■ **SHORT TASK**: All of the data below should be written out exactly.

——————

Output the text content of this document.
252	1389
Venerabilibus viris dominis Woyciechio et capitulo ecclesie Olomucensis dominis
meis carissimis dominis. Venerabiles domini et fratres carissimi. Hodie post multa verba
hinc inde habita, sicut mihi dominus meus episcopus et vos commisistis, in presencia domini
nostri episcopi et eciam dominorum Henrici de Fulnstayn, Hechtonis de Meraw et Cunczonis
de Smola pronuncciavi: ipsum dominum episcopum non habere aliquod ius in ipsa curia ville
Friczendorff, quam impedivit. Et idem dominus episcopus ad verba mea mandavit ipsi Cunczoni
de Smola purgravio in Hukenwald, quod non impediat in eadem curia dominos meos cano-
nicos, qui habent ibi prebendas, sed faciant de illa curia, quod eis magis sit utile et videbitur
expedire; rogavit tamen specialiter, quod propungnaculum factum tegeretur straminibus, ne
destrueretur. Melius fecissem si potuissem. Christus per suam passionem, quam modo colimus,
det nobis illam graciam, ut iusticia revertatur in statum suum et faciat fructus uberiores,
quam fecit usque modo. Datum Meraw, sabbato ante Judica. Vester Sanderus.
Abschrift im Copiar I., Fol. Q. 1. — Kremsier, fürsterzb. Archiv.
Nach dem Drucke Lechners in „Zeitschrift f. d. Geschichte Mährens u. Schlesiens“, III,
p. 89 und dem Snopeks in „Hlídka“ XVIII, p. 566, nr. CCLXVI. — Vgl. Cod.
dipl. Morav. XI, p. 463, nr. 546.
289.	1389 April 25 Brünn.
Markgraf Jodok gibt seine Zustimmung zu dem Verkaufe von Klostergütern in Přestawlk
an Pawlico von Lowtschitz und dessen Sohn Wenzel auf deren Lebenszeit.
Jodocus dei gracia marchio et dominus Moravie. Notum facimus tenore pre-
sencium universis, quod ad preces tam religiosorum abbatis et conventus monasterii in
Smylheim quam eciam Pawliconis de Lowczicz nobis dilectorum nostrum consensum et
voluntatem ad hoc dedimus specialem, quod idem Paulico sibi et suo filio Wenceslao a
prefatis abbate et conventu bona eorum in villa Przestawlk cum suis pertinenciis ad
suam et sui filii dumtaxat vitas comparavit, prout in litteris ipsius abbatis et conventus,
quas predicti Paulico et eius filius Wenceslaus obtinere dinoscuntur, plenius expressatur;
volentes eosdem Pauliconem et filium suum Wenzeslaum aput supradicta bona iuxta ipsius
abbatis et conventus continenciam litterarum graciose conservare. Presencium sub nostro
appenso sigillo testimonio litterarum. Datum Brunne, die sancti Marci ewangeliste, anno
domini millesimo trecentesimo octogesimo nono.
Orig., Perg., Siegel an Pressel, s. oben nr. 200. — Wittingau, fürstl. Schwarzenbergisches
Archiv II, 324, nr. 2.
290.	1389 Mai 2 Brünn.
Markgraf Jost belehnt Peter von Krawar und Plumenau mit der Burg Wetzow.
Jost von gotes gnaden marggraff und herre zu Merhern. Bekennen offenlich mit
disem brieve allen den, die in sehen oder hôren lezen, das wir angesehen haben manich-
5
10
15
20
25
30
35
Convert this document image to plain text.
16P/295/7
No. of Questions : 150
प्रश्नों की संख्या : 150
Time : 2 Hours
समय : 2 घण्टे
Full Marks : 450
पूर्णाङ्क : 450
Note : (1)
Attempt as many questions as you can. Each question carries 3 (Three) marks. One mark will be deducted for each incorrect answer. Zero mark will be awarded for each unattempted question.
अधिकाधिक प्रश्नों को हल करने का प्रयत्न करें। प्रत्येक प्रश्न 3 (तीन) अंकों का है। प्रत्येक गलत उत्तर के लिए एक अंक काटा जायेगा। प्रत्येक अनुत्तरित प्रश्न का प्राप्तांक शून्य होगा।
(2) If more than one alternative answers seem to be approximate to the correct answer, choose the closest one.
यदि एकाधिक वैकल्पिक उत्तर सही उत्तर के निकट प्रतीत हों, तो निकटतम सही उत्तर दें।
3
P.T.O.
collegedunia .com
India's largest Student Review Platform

——————

■ **TASK RESULT**:
Output the text content of this document.
252	1389
Venerabilibus viris dominis Woyciechio et capitulo ecclesie Olomucensis dominis
meis carissimis dominis. Venerabiles domini et fratres carissimi. Hodie post multa verba
hinc inde habita, sicut mihi dominus meus episcopus et vos commisistis, in presencia domini
nostri episcopi et eciam dominorum Henrici de Fulnstayn, Hechtonis de Meraw et Cunczonis
de Smola pronuncciavi: ipsum dominum episcopum non habere aliquod ius in ipsa curia ville
Friczendorff, quam impedivit. Et idem dominus episcopus ad verba mea mandavit ipsi Cunczoni
de Smola purgravio in Hukenwald, quod non impediat in eadem curia dominos meos cano-
nicos, qui habent ibi prebendas, sed faciant de illa curia, quod eis magis sit utile et videbitur
expedire; rogavit tamen specialiter, quod propungnaculum factum tegeretur straminibus, ne
destrueretur. Melius fecissem si potuissem. Christus per suam passionem, quam modo colimus,
det nobis illam graciam, ut iusticia revertatur in statum suum et faciat fructus uberiores,
quam fecit usque modo. Datum Meraw, sabbato ante Judica. Vester Sanderus.
Abschrift im Copiar I., Fol. Q. 1. — Kremsier, fürsterzb. Archiv.
Nach dem Drucke Lechners in „Zeitschrift f. d. Geschichte Mährens u. Schlesiens“, III,
p. 89 und dem Snopeks in „Hlídka“ XVIII, p. 566, nr. CCLXVI. — Vgl. Cod.
dipl. Morav. XI, p. 463, nr. 546.
289.	1389 April 25 Brünn.
Markgraf Jodok gibt seine Zustimmung zu dem Verkaufe von Klostergütern in Přestawlk
an Pawlico von Lowtschitz und dessen Sohn Wenzel auf deren Lebenszeit.
Jodocus dei gracia marchio et dominus Moravie. Notum facimus tenore pre-
sencium universis, quod ad preces tam religiosorum abbatis et conventus monasterii in
Smylheim quam eciam Pawliconis de Lowczicz nobis dilectorum nostrum consensum et
voluntatem ad hoc dedimus specialem, quod idem Paulico sibi et suo filio Wenceslao a
prefatis abbate et conventu bona eorum in villa Przestawlk cum suis pertinenciis ad
suam et sui filii dumtaxat vitas comparavit, prout in litteris ipsius abbatis et conventus,
quas predicti Paulico et eius filius Wenceslaus obtinere dinoscuntur, plenius expressatur;
volentes eosdem Pauliconem et filium suum Wenzeslaum aput supradicta bona iuxta ipsius
abbatis et conventus continenciam litterarum graciose conservare. Presencium sub nostro
appenso sigillo testimonio litterarum. Datum Brunne, die sancti Marci ewangeliste, anno
domini millesimo trecentesimo octogesimo nono.
Orig., Perg., Siegel an Pressel, s. oben nr. 200. — Wittingau, fürstl. Schwarzenbergisches
Archiv II, 324, nr. 2.
290.	1389 Mai 2 Brünn.
Markgraf Jost belehnt Peter von Krawar und Plumenau mit der Burg Wetzow.
Jost von gotes gnaden marggraff und herre zu Merhern. Bekennen offenlich mit
disem brieve allen den, die in sehen oder hôren lezen, das wir angesehen haben manich-
5
10
15
20
25
30
35
Convert this document image to plain text.
16P/295/7
No. of Questions : 150
प्रश्नों की संख्या : 150
Time : 2 Hours
समय : 2 घण्टे
Full Marks : 450
पूर्णाङ्क : 450
Note : (1)
Attempt as many questions as you can. Each question carries 3 (Three) marks. One mark will be deducted for each incorrect answer. Zero mark will be awarded for each unattempted question.
अधिकाधिक प्रश्नों को हल करने का प्रयत्न करें। प्रत्येक प्रश्न 3 (तीन) अंकों का है। प्रत्येक गलत उत्तर के लिए एक अंक काटा जायेगा। प्रत्येक अनुत्तरित प्रश्न का प्राप्तांक शून्य होगा।
(2) If more than one alternative answers seem to be approximate to the correct answer, choose the closest one.
यदि एकाधिक वैकल्पिक उत्तर सही उत्तर के निकट प्रतीत हों, तो निकटतम सही उत्तर दें।
3
P.T.O.
collegedunia .com
India's largest Student Review Platform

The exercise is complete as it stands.